■ SHORT PROBLEM: Show every line in the entries below where the word "Athletic" appears.

■ DATA LISTING:
↓↓↓
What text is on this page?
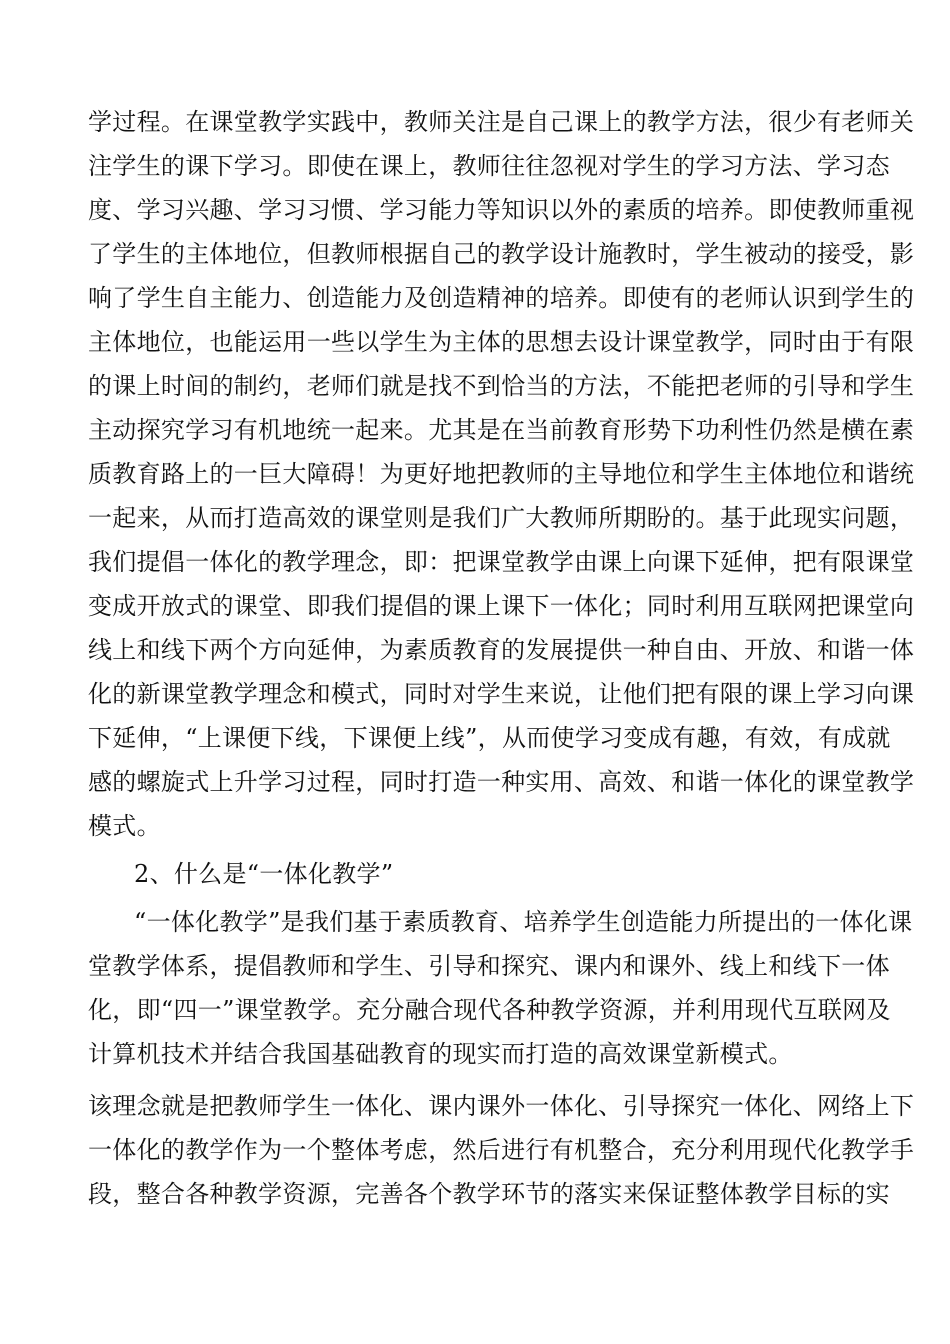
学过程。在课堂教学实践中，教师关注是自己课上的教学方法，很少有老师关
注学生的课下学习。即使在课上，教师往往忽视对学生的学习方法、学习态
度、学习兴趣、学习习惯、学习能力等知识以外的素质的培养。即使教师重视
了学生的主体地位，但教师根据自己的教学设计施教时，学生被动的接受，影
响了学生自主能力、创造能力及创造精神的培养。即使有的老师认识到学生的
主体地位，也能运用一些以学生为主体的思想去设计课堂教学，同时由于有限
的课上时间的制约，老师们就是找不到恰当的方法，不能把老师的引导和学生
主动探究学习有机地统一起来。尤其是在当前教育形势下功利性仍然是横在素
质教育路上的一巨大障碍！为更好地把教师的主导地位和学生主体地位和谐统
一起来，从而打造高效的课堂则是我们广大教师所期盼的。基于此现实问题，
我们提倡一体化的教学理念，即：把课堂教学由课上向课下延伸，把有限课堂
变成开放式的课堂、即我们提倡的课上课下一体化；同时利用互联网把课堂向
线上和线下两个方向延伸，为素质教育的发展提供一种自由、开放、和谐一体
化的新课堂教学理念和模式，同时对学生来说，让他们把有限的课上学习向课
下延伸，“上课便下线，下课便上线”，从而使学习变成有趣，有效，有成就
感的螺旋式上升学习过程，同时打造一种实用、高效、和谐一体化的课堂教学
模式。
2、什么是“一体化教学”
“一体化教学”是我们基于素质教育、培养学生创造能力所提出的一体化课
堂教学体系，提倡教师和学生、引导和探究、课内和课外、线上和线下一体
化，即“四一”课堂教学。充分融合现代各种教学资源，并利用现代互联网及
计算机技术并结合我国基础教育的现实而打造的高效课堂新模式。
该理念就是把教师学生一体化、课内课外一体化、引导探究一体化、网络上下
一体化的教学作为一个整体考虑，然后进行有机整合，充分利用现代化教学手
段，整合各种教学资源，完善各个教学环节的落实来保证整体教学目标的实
↑↑↑
↓↓↓
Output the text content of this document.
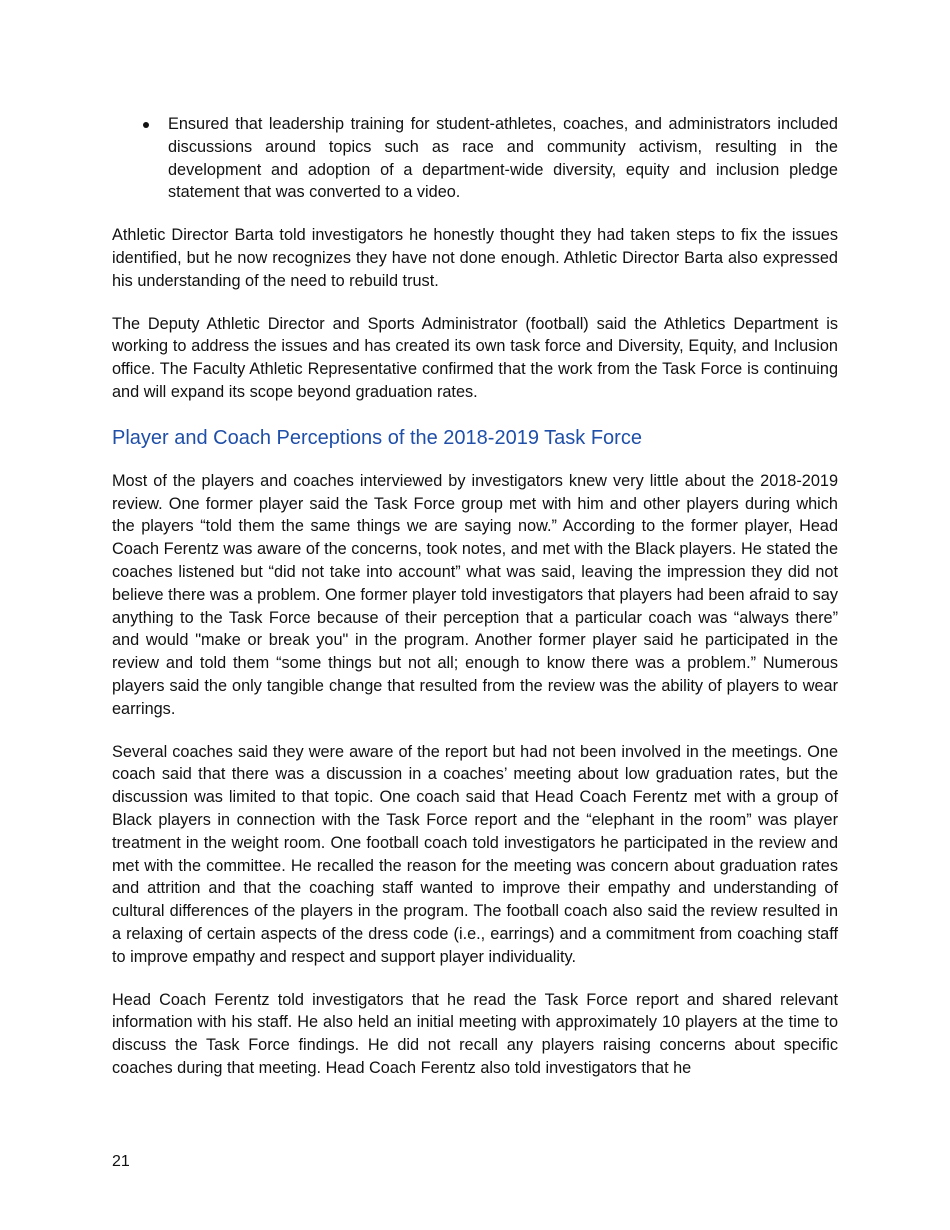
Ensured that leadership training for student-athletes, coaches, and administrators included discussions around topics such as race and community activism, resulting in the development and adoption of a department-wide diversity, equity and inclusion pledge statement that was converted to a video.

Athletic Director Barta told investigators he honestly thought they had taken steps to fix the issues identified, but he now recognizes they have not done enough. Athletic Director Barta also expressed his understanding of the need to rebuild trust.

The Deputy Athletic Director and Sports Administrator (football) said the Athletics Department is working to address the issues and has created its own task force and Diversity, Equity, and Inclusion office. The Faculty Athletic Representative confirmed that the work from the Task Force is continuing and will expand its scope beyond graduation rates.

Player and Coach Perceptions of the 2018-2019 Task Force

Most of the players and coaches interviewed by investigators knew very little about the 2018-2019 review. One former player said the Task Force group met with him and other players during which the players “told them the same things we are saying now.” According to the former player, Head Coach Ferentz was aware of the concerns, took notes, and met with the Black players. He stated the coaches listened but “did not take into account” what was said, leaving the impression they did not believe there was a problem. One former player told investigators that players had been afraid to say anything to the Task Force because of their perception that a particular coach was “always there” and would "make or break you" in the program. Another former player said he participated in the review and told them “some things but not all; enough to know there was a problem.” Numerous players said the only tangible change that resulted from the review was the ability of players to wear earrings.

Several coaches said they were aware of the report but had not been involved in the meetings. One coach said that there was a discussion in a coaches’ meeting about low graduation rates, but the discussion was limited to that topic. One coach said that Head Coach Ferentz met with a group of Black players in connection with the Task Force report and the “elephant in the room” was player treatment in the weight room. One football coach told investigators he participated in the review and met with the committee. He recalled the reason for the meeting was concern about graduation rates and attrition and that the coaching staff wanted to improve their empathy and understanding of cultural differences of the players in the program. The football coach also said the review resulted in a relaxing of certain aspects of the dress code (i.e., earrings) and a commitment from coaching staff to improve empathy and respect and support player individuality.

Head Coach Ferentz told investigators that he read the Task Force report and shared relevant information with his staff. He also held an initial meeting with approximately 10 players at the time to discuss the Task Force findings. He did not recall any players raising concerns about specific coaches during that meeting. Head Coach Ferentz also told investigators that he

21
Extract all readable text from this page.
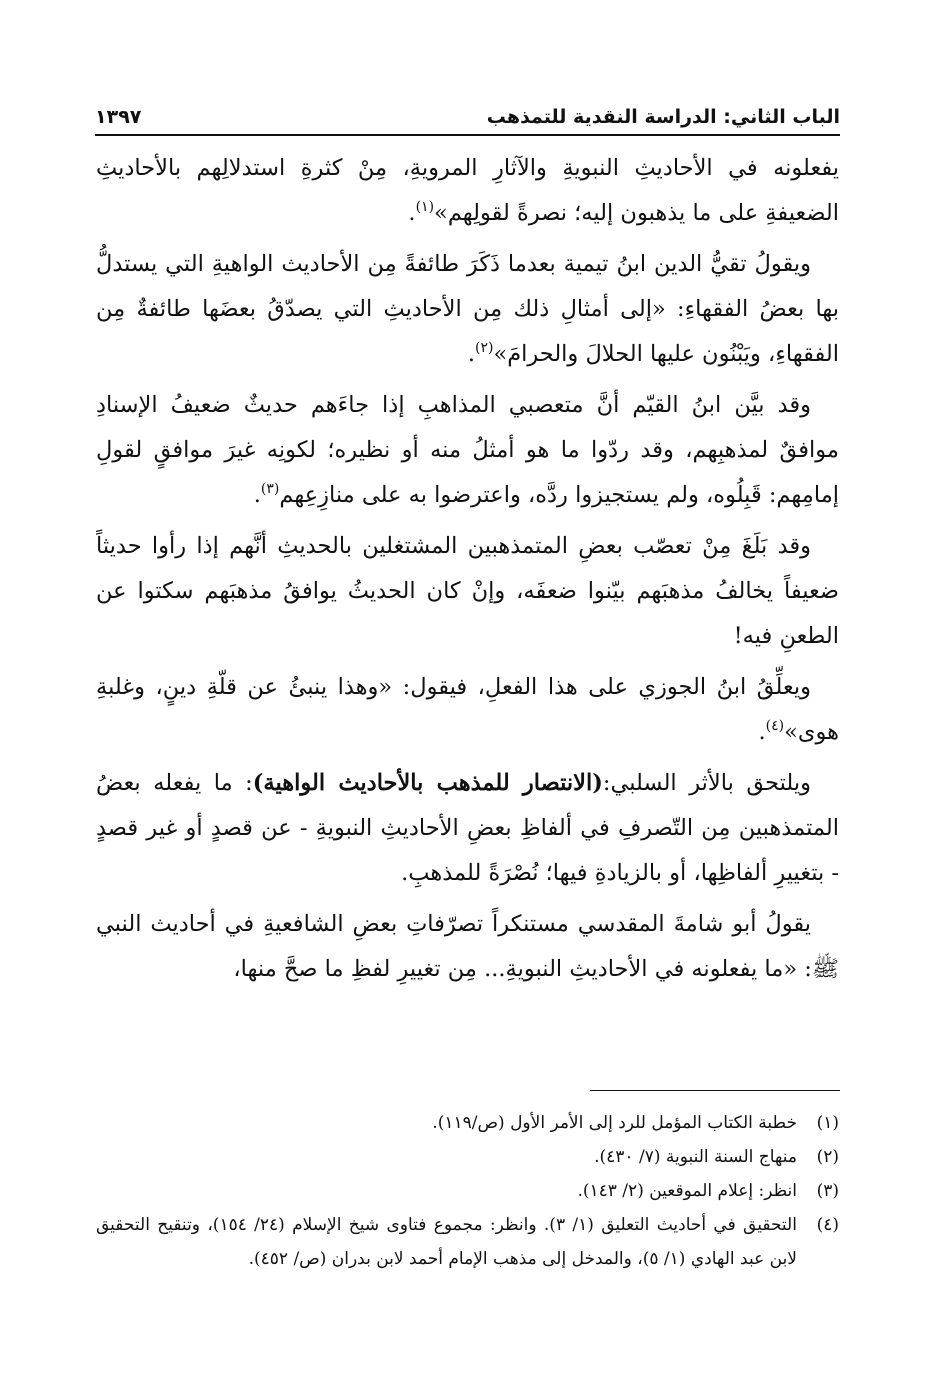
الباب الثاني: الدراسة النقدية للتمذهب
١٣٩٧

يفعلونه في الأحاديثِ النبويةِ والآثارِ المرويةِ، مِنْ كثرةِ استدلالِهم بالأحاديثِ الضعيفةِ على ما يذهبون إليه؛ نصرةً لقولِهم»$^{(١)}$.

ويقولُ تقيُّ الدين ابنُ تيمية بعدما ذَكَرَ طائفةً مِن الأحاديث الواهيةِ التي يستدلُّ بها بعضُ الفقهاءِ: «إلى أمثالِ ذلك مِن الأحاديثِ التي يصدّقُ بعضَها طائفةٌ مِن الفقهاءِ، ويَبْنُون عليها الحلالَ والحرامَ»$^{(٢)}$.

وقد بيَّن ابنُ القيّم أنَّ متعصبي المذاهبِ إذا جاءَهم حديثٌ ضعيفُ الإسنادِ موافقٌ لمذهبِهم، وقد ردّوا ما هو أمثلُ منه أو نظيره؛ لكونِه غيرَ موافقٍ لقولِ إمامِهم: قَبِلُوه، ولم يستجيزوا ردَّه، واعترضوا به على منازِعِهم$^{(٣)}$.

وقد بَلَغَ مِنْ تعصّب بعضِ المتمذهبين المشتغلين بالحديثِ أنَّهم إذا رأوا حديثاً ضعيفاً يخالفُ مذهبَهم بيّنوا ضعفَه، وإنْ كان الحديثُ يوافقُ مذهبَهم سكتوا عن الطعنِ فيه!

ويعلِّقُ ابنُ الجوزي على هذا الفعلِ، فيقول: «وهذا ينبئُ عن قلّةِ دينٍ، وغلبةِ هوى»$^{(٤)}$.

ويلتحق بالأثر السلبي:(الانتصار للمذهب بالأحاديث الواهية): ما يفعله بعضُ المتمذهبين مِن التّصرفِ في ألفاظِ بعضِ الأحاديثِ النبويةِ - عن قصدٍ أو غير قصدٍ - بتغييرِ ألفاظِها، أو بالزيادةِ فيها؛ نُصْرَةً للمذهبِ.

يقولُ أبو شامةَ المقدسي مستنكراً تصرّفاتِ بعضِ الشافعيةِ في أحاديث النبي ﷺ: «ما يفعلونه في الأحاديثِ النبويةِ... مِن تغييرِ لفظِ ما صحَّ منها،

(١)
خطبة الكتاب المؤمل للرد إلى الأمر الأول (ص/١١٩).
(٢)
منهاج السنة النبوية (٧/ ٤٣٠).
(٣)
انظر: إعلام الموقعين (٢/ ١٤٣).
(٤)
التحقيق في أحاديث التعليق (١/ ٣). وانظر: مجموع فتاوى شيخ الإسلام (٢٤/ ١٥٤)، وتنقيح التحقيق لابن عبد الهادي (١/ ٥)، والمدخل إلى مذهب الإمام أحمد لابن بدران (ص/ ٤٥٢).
↑↑↑
↓↓↓
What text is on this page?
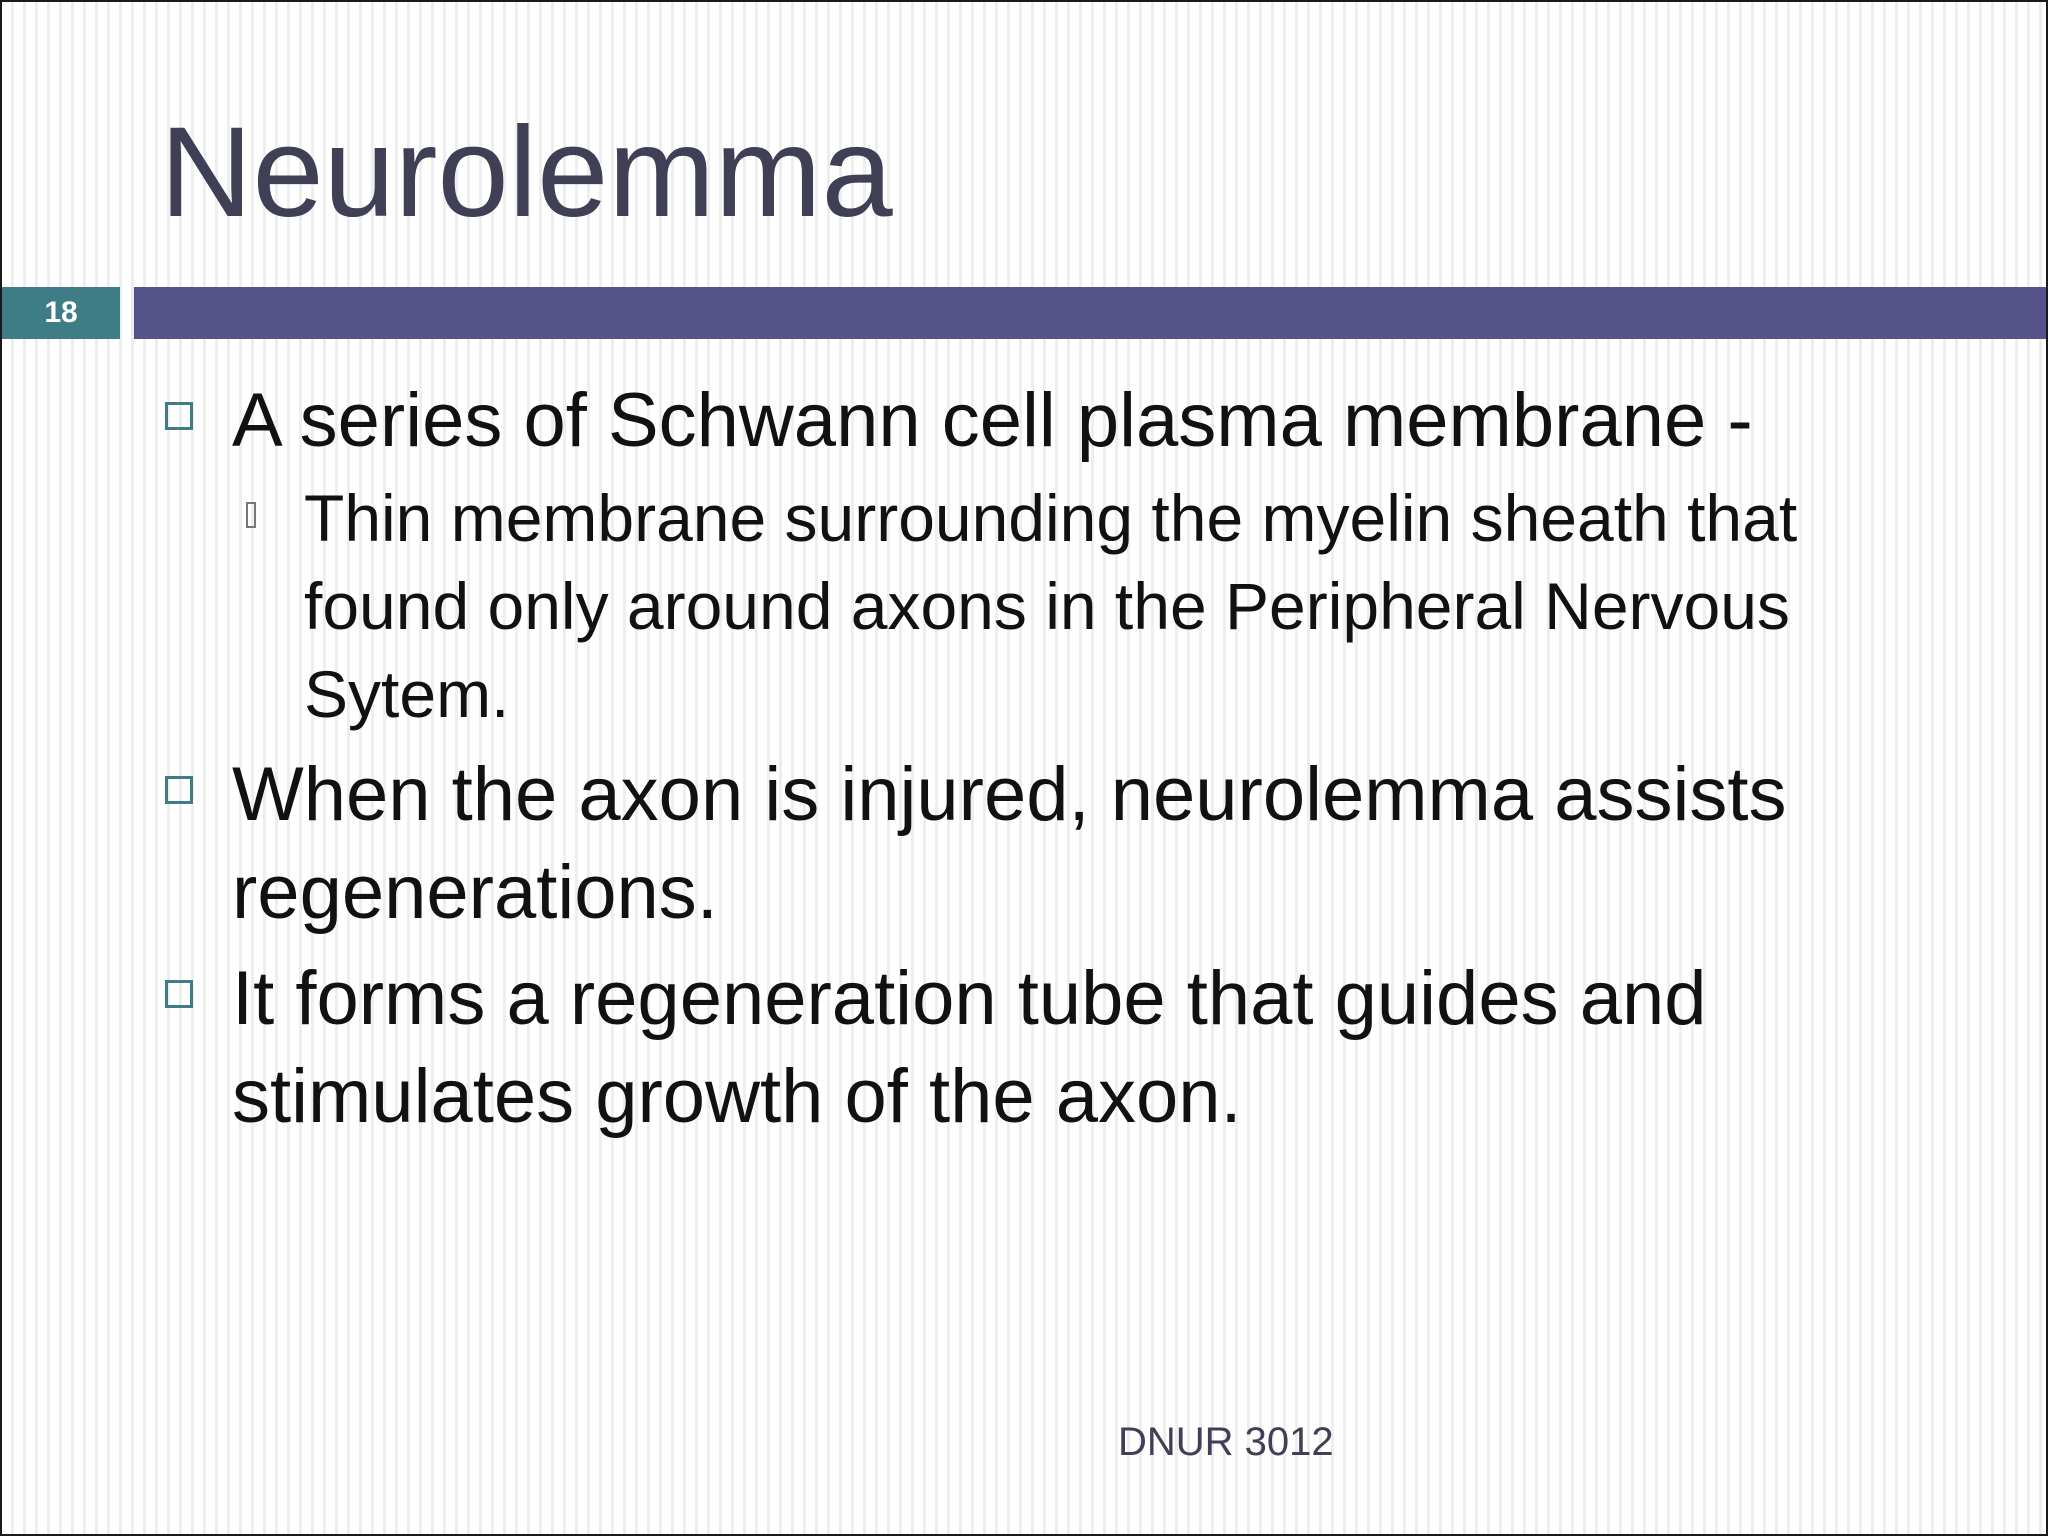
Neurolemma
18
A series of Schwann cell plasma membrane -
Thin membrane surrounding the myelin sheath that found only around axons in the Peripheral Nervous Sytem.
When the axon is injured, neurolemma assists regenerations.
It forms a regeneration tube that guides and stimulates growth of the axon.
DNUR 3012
↑↑↑
■ FINAL RESULT:
Athletic Director Barta told investigators he honestly thought they had taken steps to fix the issues identified, but he now recognizes they have not done enough. Athletic Director Barta also expressed his understanding of the need to rebuild trust.
The Deputy Athletic Director and Sports Administrator (football) said the Athletics Department is working to address the issues and has created its own task force and Diversity, Equity, and Inclusion office. The Faculty Athletic Representative confirmed that the work from the Task Force is continuing and will expand its scope beyond graduation rates.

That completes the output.